§ Directions for this task
Copy out every line of the data below as it stands, leaving the pictures out of your answer.

==== Stored records ====

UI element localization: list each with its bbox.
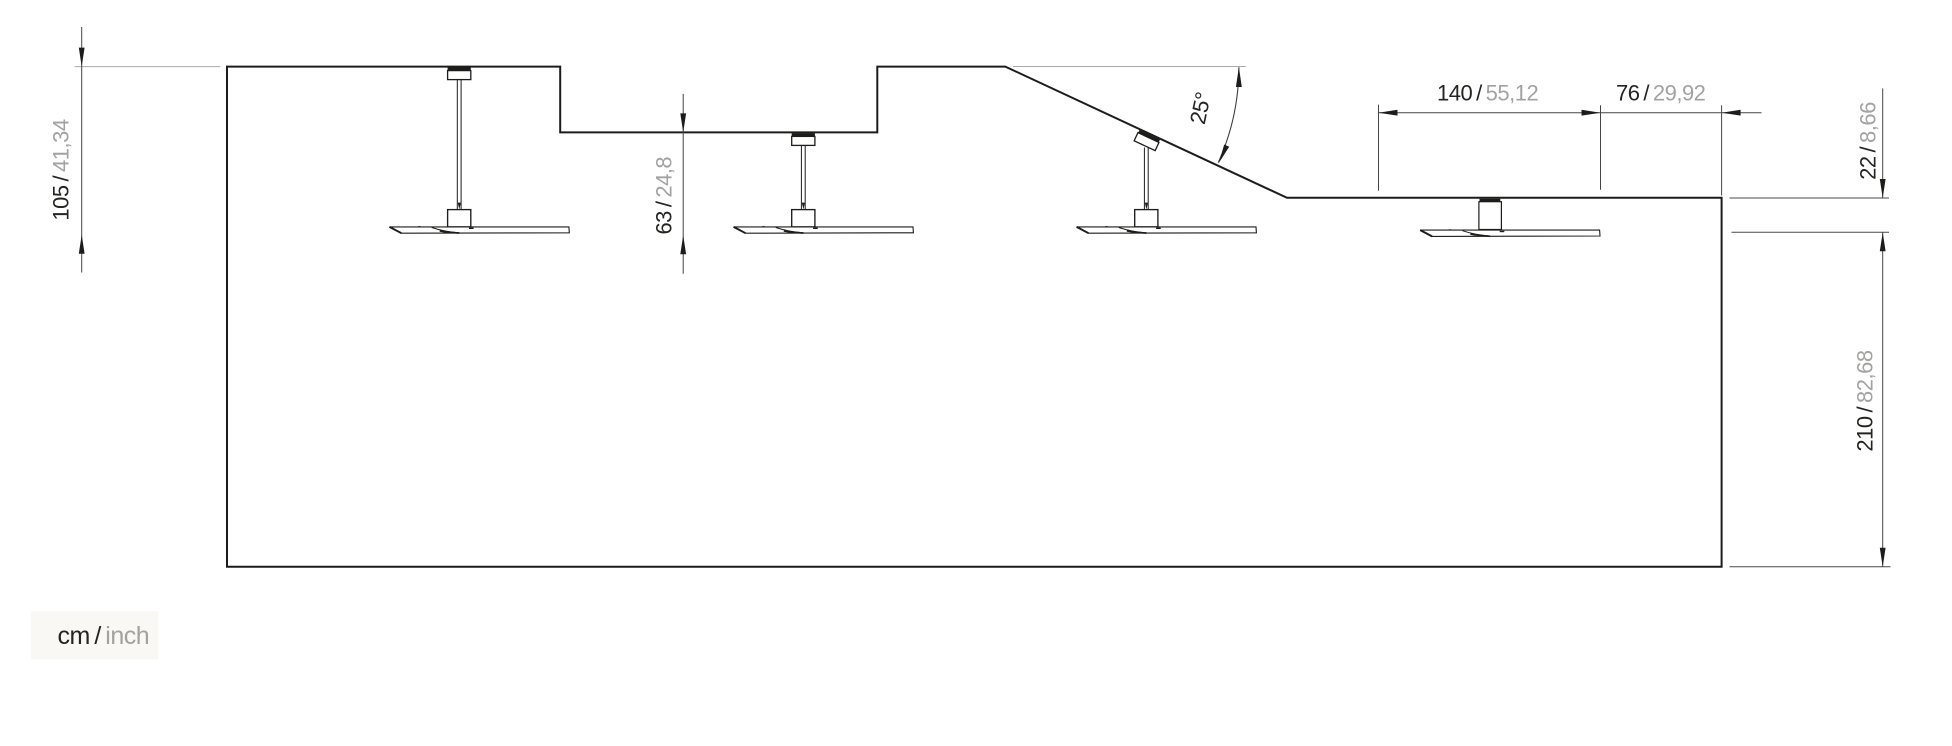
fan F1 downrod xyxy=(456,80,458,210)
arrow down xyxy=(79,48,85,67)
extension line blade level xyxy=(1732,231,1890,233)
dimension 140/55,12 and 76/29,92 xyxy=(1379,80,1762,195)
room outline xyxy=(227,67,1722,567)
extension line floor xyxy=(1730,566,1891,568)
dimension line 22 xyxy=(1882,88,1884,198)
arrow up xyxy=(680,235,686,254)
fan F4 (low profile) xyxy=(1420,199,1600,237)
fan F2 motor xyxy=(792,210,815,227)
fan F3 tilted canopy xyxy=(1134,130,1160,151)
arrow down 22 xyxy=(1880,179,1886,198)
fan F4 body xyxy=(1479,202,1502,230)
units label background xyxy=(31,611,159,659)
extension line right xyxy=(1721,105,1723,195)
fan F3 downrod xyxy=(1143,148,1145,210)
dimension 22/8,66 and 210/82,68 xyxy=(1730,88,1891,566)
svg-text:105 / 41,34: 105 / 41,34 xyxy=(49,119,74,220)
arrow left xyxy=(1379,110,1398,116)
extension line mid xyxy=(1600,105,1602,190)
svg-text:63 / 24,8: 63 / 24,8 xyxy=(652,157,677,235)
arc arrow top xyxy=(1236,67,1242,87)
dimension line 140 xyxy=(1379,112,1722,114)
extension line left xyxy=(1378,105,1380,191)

====

§ Solution below
UI element localization: list each with its bbox.
fan F1 downrod xyxy=(456,80,458,210)
arrow down xyxy=(79,48,85,67)
extension line blade level xyxy=(1732,231,1890,233)
dimension 140/55,12 and 76/29,92 xyxy=(1379,80,1762,195)
room outline xyxy=(227,67,1722,567)
extension line floor xyxy=(1730,566,1891,568)
dimension line 22 xyxy=(1882,88,1884,198)
arrow up xyxy=(680,235,686,254)
fan F4 (low profile) xyxy=(1420,199,1600,237)
fan F2 motor xyxy=(792,210,815,227)
fan F3 tilted canopy xyxy=(1134,130,1160,151)
arrow down 22 xyxy=(1880,179,1886,198)
fan F4 body xyxy=(1479,202,1502,230)
units label background xyxy=(31,611,159,659)
extension line right xyxy=(1721,105,1723,195)
fan F3 downrod xyxy=(1143,148,1145,210)
dimension 22/8,66 and 210/82,68 xyxy=(1730,88,1891,566)
svg-text:105 / 41,34: 105 / 41,34 xyxy=(49,119,74,220)
arrow left xyxy=(1379,110,1398,116)
extension line mid xyxy=(1600,105,1602,190)
svg-text:63 / 24,8: 63 / 24,8 xyxy=(652,157,677,235)
arc arrow top xyxy=(1236,67,1242,87)
dimension line 140 xyxy=(1379,112,1722,114)
extension line left xyxy=(1378,105,1380,191)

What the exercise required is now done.